** Start of Given records **

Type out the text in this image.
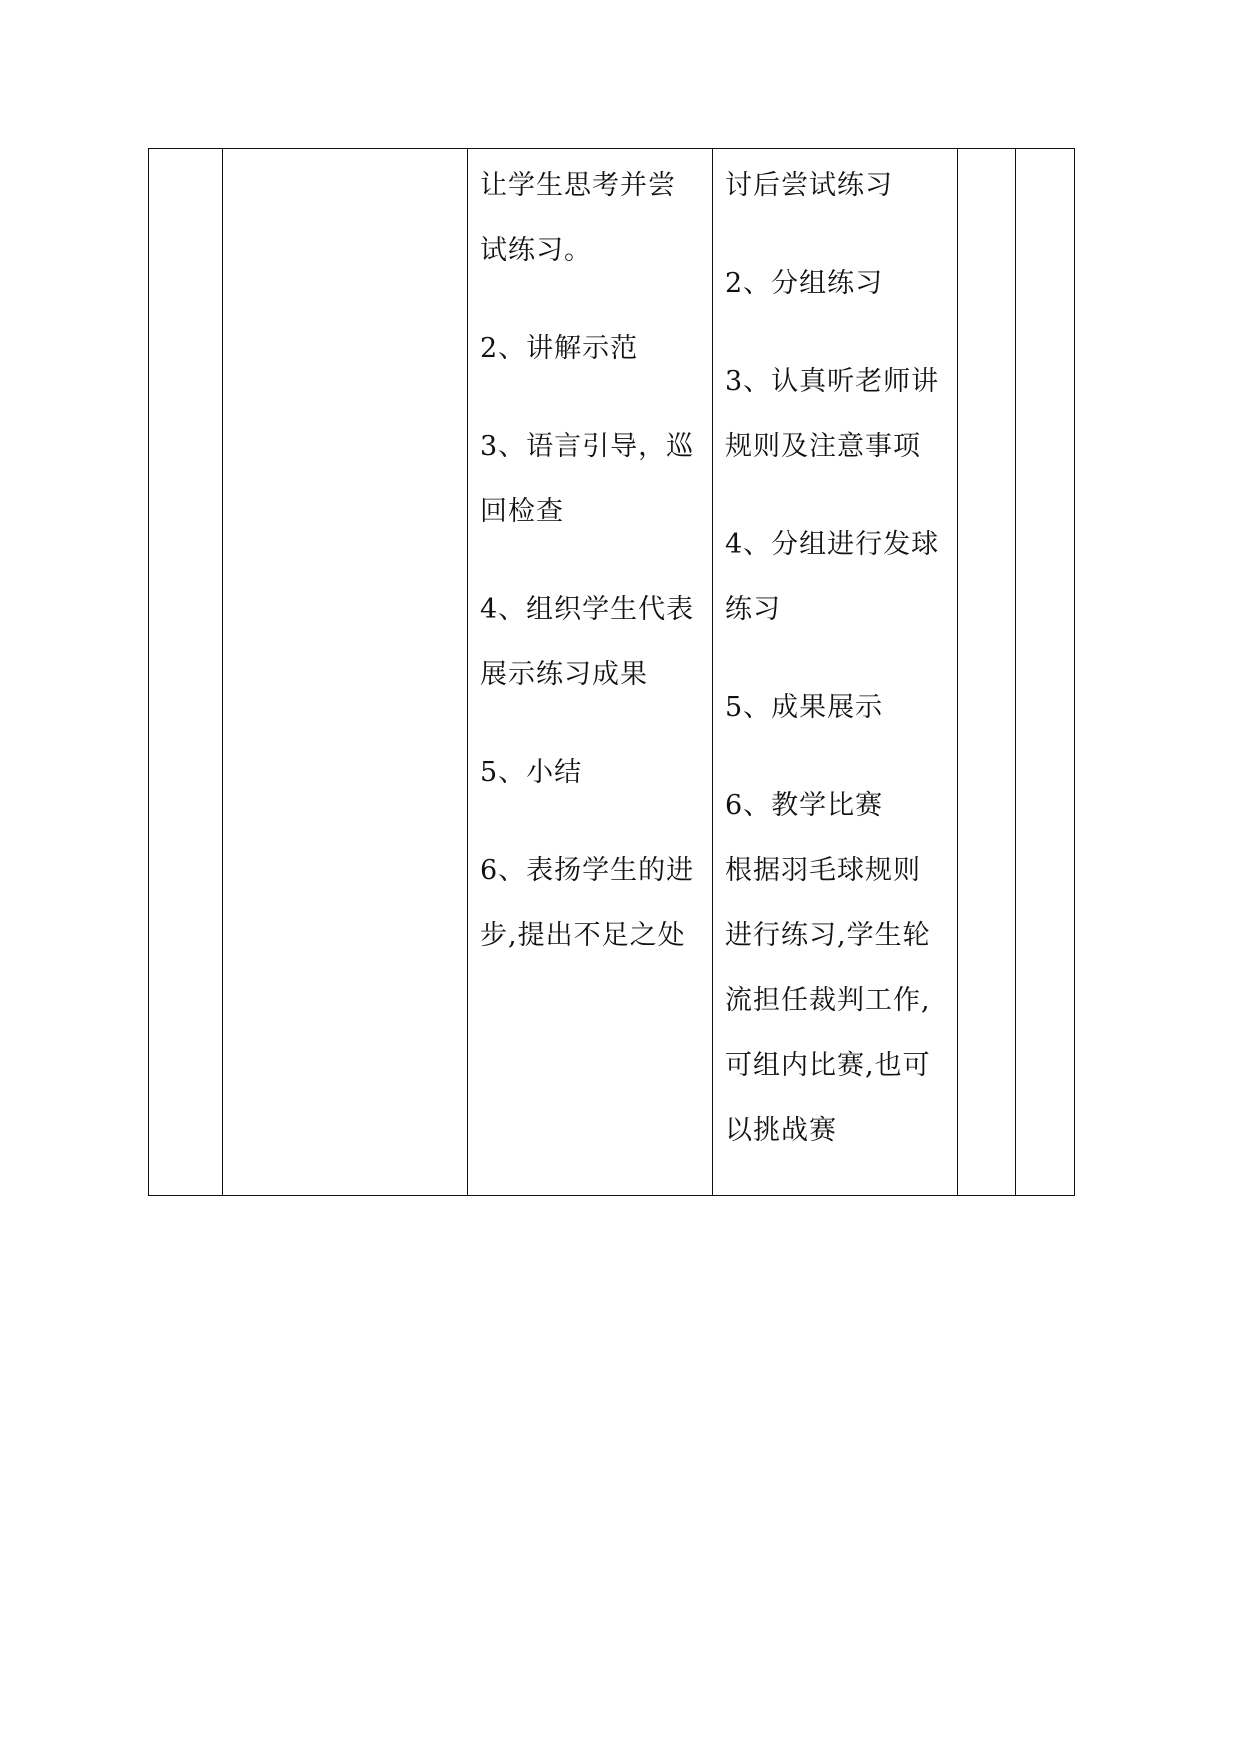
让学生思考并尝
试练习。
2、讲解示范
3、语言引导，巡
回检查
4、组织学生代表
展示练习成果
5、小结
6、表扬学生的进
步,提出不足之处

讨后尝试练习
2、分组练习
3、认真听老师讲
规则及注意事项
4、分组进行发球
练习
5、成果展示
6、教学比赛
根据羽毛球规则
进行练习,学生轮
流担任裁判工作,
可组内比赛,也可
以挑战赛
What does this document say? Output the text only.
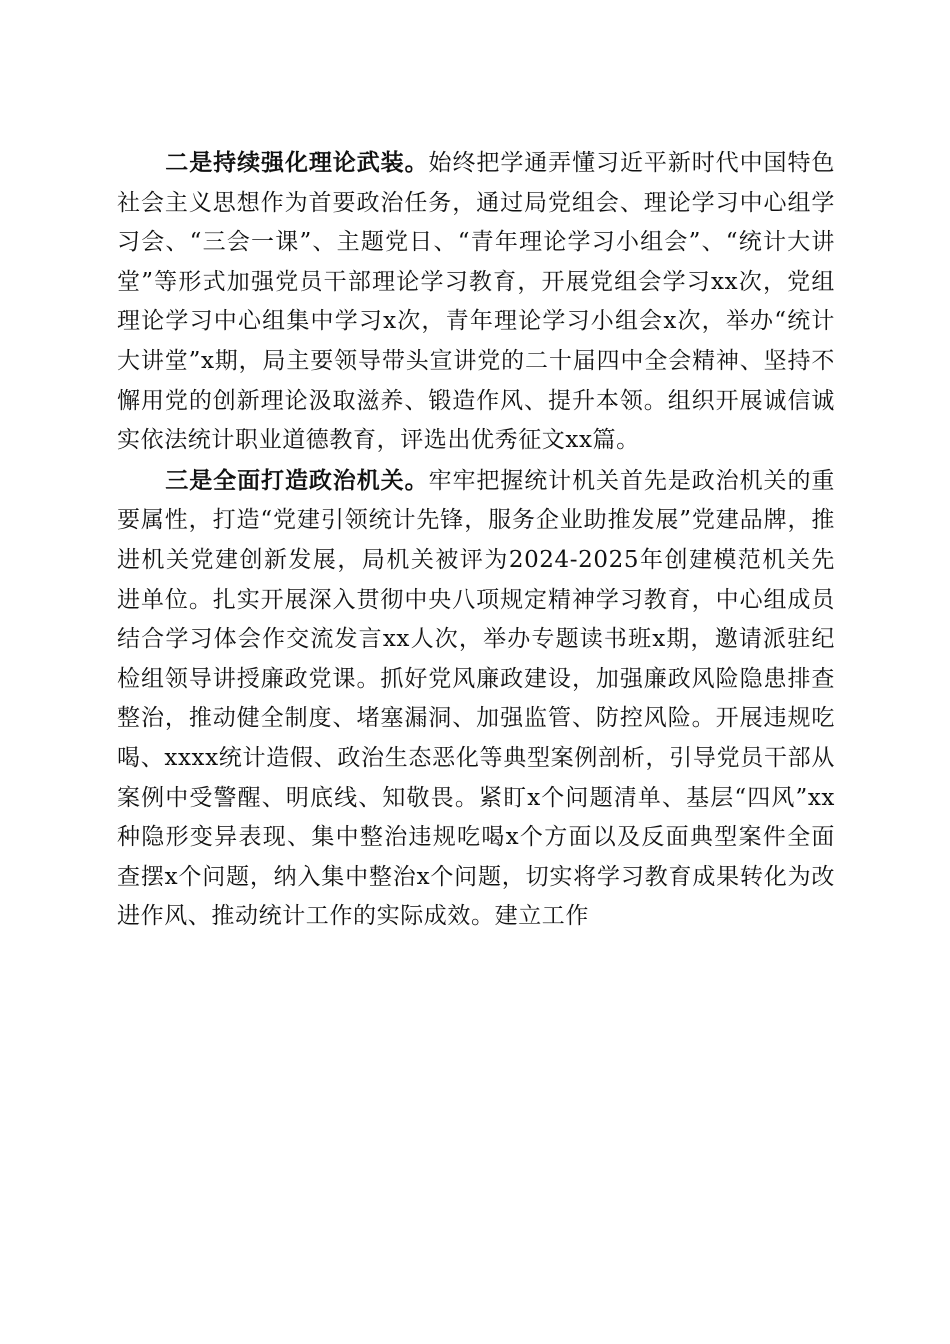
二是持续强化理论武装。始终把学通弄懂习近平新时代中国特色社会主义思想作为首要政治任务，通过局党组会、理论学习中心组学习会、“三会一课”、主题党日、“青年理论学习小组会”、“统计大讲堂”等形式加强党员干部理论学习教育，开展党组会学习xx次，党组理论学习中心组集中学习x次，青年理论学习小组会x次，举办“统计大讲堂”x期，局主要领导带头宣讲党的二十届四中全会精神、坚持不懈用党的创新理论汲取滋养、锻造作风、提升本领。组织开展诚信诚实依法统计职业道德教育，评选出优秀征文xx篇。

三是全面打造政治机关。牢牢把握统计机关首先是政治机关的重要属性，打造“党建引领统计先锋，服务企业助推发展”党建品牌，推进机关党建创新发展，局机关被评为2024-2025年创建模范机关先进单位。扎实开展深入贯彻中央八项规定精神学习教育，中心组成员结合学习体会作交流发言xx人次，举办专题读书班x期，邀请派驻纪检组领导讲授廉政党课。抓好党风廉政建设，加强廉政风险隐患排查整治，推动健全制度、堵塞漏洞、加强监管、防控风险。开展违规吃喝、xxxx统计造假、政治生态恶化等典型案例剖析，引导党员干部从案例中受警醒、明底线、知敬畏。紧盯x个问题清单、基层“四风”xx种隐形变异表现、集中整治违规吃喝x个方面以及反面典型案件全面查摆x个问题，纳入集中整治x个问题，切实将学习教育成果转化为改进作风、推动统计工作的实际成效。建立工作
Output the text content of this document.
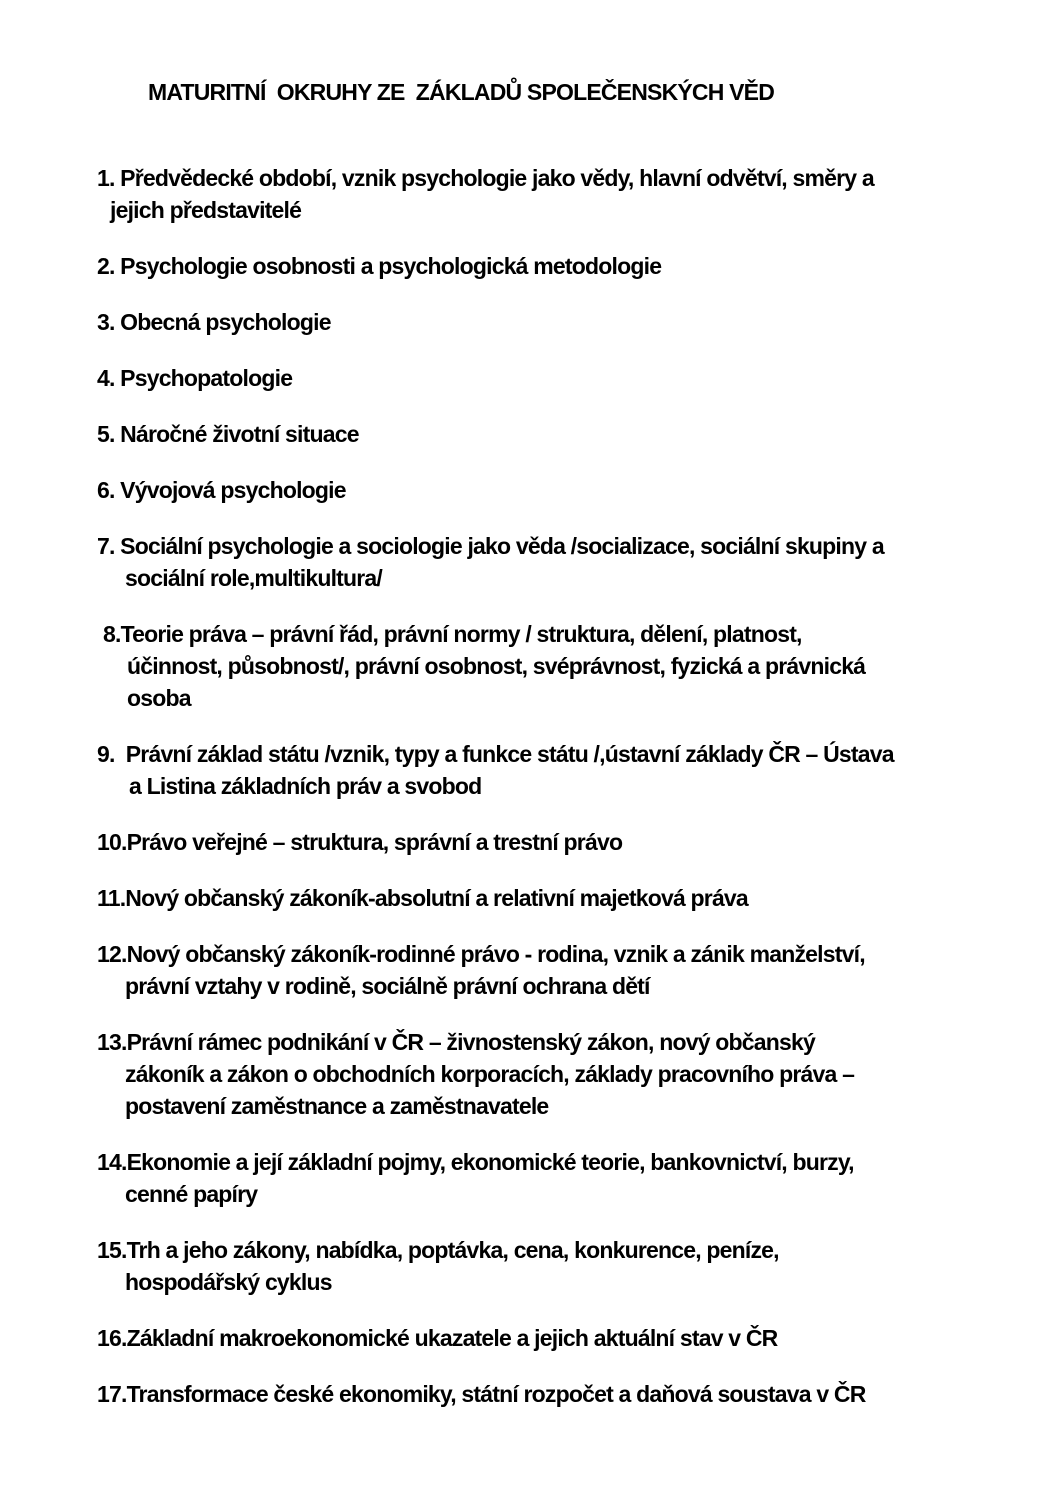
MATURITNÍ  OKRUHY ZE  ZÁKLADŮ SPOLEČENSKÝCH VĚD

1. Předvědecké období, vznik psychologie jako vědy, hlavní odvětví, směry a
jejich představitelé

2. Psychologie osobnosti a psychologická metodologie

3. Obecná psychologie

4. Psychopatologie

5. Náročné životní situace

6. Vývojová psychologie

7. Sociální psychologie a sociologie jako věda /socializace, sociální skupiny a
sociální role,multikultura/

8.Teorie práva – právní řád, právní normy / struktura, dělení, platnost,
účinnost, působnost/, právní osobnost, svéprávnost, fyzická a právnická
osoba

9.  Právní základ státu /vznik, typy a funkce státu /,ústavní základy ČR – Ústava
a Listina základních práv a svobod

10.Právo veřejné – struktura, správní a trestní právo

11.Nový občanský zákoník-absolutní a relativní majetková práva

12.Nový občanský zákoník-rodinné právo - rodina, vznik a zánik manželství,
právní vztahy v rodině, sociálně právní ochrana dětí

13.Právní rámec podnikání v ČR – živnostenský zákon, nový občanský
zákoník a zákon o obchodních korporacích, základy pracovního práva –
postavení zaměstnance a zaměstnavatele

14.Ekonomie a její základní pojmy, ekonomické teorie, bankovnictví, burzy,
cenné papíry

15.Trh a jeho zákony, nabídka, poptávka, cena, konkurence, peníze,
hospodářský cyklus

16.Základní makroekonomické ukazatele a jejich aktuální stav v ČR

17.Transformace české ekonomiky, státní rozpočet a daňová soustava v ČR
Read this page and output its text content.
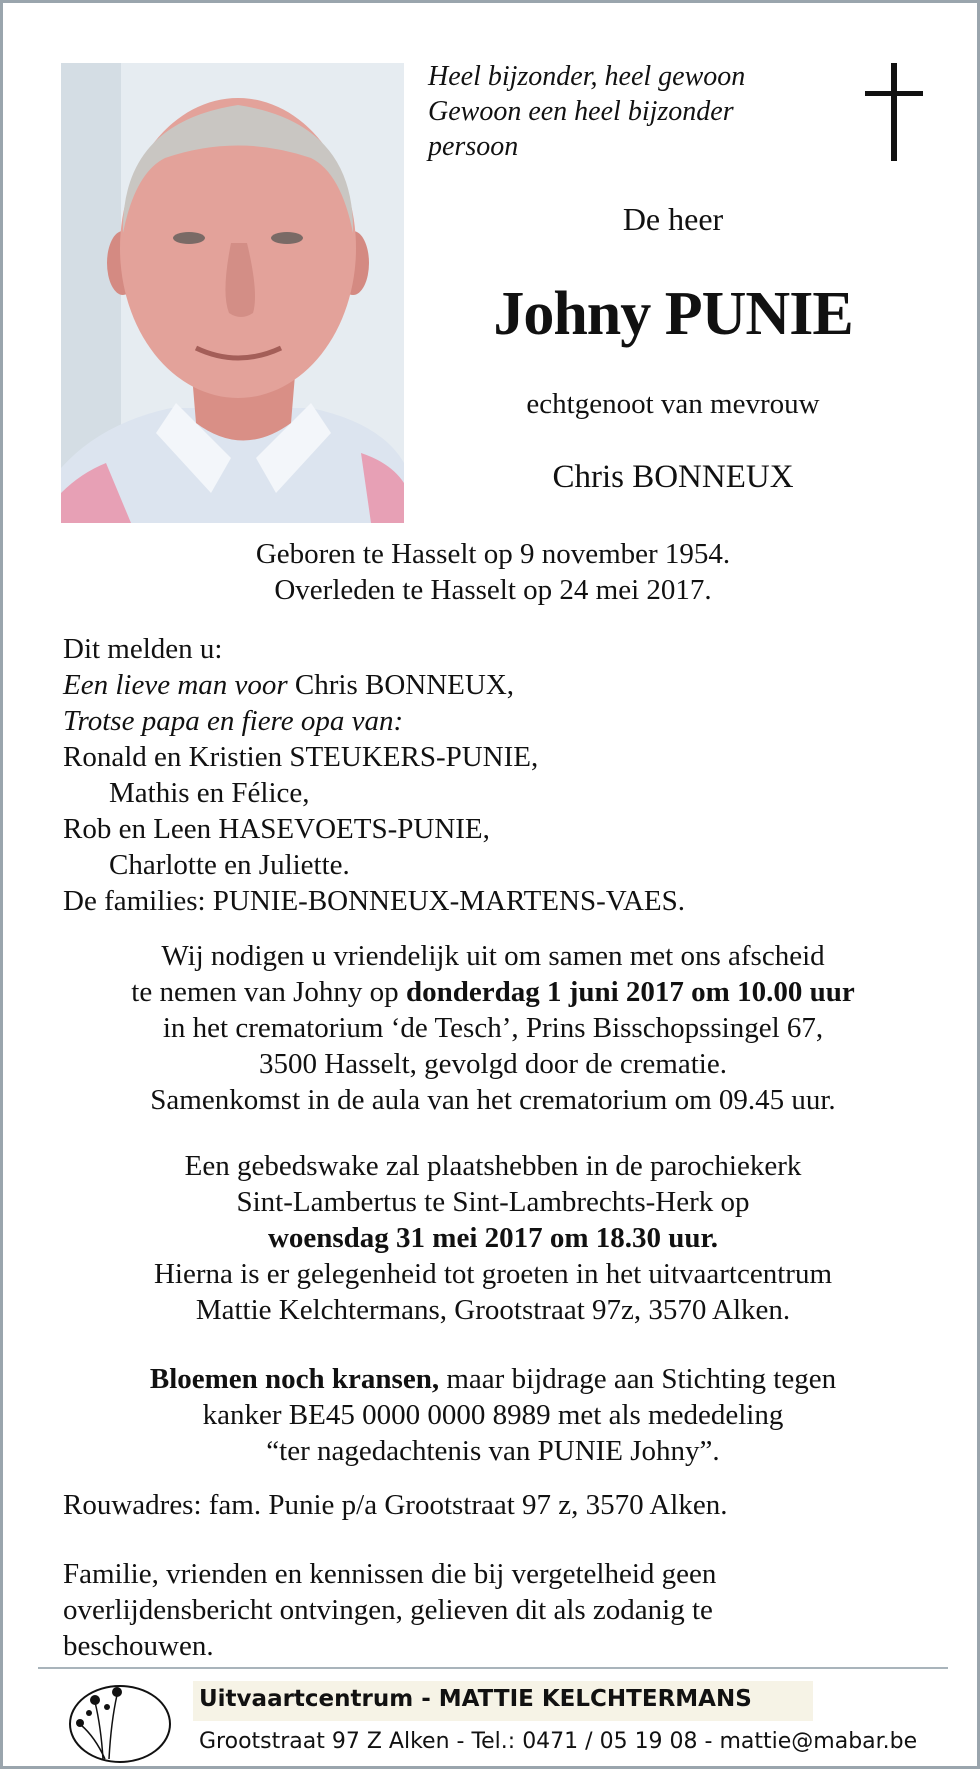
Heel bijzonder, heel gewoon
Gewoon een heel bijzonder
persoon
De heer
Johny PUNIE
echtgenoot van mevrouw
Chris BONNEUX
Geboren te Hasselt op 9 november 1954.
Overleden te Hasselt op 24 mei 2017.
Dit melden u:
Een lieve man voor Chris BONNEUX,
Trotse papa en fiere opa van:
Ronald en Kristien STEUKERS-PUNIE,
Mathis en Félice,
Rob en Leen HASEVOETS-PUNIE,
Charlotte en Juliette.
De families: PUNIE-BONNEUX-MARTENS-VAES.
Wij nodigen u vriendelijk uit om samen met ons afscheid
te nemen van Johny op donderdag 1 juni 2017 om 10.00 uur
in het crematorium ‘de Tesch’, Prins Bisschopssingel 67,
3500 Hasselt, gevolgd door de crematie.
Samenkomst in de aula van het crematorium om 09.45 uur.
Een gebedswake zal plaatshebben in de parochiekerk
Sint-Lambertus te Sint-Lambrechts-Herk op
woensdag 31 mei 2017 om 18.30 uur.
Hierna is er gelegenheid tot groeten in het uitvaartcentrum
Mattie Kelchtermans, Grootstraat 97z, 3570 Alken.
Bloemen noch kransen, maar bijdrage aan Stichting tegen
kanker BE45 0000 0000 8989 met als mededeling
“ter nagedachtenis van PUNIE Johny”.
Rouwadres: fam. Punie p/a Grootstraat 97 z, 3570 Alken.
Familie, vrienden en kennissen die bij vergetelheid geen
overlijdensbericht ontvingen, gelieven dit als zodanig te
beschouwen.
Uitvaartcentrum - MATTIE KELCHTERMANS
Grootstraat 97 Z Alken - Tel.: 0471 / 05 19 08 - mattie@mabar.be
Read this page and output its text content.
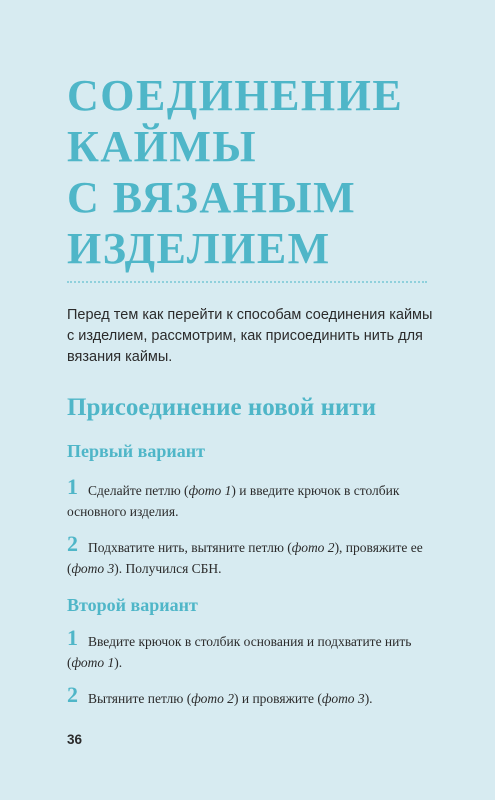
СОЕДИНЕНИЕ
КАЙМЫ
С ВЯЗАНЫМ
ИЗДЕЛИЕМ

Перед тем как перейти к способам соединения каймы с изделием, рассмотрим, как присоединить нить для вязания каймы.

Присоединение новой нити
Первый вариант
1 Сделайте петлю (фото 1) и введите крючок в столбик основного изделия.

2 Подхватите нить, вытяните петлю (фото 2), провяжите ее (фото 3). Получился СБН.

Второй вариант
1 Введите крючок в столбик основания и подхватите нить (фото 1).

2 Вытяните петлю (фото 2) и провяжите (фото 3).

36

** End of Given records **

Check every line for "vznik" and show the ones that have it.

• **The reply**
1. Předvědecké období, vznik psychologie jako vědy, hlavní odvětví, směry a
9.  Právní základ státu /vznik, typy a funkce státu /,ústavní základy ČR – Ústava
12.Nový občanský zákoník-rodinné právo - rodina, vznik a zánik manželství,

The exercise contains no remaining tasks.